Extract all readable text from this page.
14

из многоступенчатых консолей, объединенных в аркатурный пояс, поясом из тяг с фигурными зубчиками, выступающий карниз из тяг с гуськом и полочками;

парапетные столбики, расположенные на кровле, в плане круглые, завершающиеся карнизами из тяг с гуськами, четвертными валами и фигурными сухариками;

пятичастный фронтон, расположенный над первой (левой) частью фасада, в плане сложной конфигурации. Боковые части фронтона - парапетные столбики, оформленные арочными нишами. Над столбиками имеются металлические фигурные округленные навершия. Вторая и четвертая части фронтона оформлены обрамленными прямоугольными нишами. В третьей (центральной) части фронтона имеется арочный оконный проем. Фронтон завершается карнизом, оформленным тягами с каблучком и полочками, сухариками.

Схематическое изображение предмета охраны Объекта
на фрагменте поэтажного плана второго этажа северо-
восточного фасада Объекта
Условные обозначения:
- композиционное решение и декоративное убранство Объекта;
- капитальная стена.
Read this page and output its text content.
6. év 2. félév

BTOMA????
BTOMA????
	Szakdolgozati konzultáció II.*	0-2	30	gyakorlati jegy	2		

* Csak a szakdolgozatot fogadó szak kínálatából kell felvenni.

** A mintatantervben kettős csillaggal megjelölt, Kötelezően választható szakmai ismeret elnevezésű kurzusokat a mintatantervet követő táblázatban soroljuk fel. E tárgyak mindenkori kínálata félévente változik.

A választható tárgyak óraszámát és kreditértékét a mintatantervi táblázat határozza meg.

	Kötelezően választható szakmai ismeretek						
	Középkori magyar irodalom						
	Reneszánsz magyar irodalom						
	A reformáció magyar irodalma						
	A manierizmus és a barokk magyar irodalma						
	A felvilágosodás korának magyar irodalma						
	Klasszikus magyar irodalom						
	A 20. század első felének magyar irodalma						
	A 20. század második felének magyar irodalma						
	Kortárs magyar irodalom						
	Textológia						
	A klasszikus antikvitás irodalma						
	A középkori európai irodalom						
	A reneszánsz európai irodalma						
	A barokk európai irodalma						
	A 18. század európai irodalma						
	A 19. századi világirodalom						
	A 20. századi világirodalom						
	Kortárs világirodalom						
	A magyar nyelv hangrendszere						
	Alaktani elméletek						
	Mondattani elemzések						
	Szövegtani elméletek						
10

· · ·

> Objective
Copy out every entry again, exactly as it was given.

> Output for this exercise
Extract all readable text from this page.
14

из многоступенчатых консолей, объединенных в аркатурный пояс, поясом из тяг с фигурными зубчиками, выступающий карниз из тяг с гуськом и полочками;

парапетные столбики, расположенные на кровле, в плане круглые, завершающиеся карнизами из тяг с гуськами, четвертными валами и фигурными сухариками;

пятичастный фронтон, расположенный над первой (левой) частью фасада, в плане сложной конфигурации. Боковые части фронтона - парапетные столбики, оформленные арочными нишами. Над столбиками имеются металлические фигурные округленные навершия. Вторая и четвертая части фронтона оформлены обрамленными прямоугольными нишами. В третьей (центральной) части фронтона имеется арочный оконный проем. Фронтон завершается карнизом, оформленным тягами с каблучком и полочками, сухариками.

Схематическое изображение предмета охраны Объекта
на фрагменте поэтажного плана второго этажа северо-
восточного фасада Объекта
Условные обозначения:
- композиционное решение и декоративное убранство Объекта;
- капитальная стена.
Read this page and output its text content.
6. év 2. félév

BTOMA????
BTOMA????
	Szakdolgozati konzultáció II.*	0-2	30	gyakorlati jegy	2		

* Csak a szakdolgozatot fogadó szak kínálatából kell felvenni.

** A mintatantervben kettős csillaggal megjelölt, Kötelezően választható szakmai ismeret elnevezésű kurzusokat a mintatantervet követő táblázatban soroljuk fel. E tárgyak mindenkori kínálata félévente változik.

A választható tárgyak óraszámát és kreditértékét a mintatantervi táblázat határozza meg.

	Kötelezően választható szakmai ismeretek						
	Középkori magyar irodalom						
	Reneszánsz magyar irodalom						
	A reformáció magyar irodalma						
	A manierizmus és a barokk magyar irodalma						
	A felvilágosodás korának magyar irodalma						
	Klasszikus magyar irodalom						
	A 20. század első felének magyar irodalma						
	A 20. század második felének magyar irodalma						
	Kortárs magyar irodalom						
	Textológia						
	A klasszikus antikvitás irodalma						
	A középkori európai irodalom						
	A reneszánsz európai irodalma						
	A barokk európai irodalma						
	A 18. század európai irodalma						
	A 19. századi világirodalom						
	A 20. századi világirodalom						
	Kortárs világirodalom						
	A magyar nyelv hangrendszere						
	Alaktani elméletek						
	Mondattani elemzések						
	Szövegtani elméletek						
10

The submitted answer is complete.